-- begin --
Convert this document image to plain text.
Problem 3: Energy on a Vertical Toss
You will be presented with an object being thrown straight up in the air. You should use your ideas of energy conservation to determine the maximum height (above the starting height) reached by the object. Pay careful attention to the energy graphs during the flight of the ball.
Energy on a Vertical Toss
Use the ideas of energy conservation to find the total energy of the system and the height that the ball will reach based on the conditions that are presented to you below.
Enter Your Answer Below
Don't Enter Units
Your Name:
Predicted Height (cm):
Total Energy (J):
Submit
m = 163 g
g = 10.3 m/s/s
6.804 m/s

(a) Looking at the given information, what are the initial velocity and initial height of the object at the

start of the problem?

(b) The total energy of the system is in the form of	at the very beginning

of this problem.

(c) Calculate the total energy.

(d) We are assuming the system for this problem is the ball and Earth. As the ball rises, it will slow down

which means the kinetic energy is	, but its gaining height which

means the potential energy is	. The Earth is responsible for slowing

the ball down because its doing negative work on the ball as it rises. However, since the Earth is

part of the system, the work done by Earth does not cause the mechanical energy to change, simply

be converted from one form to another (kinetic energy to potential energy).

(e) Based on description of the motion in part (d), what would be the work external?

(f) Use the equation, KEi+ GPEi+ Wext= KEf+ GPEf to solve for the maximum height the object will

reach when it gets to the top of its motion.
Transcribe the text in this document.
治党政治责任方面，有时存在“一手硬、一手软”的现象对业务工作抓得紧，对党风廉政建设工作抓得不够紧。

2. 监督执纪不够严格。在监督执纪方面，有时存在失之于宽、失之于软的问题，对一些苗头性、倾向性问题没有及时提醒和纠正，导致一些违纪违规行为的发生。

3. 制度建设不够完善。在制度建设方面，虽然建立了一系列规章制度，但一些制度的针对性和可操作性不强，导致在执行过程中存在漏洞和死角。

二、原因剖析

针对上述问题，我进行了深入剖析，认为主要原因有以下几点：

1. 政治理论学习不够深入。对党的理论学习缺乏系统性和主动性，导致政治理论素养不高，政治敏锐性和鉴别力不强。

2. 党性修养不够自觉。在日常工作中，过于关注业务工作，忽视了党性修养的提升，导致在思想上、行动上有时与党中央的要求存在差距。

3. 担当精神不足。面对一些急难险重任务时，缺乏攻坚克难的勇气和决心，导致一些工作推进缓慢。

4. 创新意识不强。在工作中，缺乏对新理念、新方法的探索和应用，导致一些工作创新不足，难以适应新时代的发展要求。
-- end --
▶ _Work required_: Which lines include "potential"? Copy each of them out.

▶ _Reply to the exercise_:
means the potential energy is	. The Earth is responsible for slowing
be converted from one form to another (kinetic energy to potential energy).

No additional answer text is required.